(GIVEN REQUEST): Scan the following material for the string "zero" and copy each line in which it appears.

(PROVIDED DATA):
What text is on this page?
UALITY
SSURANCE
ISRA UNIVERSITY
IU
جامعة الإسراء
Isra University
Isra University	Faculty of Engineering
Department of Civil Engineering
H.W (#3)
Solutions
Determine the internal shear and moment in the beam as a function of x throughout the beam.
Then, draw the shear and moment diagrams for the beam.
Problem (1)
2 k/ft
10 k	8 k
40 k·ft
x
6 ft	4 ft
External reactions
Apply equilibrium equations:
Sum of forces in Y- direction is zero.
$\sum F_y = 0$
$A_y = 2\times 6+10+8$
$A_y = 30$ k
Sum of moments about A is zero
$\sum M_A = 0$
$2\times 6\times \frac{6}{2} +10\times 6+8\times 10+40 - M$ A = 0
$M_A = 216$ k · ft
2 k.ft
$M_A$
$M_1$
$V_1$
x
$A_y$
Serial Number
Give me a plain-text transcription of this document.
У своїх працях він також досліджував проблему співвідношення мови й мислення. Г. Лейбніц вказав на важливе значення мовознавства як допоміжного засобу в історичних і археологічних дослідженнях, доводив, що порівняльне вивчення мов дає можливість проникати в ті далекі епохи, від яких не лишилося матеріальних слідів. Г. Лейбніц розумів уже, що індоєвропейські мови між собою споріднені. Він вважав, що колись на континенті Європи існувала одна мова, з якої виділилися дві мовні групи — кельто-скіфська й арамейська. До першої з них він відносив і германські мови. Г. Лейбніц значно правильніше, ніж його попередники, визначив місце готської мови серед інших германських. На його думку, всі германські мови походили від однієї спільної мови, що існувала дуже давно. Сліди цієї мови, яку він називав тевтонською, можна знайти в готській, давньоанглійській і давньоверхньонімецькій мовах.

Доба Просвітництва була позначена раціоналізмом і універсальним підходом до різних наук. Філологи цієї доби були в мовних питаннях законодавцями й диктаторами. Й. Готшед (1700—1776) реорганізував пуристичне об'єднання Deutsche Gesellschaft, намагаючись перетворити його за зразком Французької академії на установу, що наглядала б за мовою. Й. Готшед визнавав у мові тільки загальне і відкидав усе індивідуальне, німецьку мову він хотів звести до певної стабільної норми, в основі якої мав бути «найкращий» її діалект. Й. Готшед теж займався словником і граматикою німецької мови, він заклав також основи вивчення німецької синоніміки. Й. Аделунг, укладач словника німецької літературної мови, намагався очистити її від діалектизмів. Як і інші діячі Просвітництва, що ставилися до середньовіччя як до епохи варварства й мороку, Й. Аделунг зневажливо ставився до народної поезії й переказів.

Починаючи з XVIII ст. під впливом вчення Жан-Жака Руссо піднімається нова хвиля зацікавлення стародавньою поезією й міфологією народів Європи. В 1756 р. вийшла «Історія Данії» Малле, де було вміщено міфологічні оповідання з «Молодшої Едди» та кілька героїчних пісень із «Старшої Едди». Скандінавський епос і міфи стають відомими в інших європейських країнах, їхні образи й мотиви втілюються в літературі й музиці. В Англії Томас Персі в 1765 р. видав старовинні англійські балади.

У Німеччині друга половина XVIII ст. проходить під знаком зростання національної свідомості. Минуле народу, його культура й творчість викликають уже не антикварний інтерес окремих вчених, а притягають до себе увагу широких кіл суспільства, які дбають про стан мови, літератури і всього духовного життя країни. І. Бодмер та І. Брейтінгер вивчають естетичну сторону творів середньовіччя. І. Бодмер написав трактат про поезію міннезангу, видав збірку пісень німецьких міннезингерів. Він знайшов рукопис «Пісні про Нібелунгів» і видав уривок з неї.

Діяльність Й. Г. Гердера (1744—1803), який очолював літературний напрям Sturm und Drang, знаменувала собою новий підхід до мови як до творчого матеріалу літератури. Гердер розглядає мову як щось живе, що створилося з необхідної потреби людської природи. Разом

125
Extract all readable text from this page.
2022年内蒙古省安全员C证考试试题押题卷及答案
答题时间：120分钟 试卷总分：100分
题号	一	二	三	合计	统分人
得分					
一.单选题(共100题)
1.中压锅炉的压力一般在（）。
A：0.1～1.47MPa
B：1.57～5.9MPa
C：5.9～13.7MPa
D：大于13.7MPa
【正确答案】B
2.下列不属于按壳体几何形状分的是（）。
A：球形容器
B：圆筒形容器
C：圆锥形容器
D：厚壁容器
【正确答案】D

(ANSWER TO THIS TASK):
Sum of forces in Y- direction is zero.
Sum of moments about A is zero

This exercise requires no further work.